- JOB:
Check each line of the listing below for the string "python", and give only how many lines hold it.

## BEGIN RECORDS SHOWN

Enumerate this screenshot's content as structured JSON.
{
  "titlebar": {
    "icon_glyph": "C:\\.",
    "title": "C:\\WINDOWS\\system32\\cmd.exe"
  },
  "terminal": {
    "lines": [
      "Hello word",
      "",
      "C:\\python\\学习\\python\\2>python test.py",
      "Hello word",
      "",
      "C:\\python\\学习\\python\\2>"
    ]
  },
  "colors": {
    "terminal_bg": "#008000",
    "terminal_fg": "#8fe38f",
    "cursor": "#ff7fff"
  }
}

## END RECORDS SHOWN

- WRITTEN SOLUTION:
2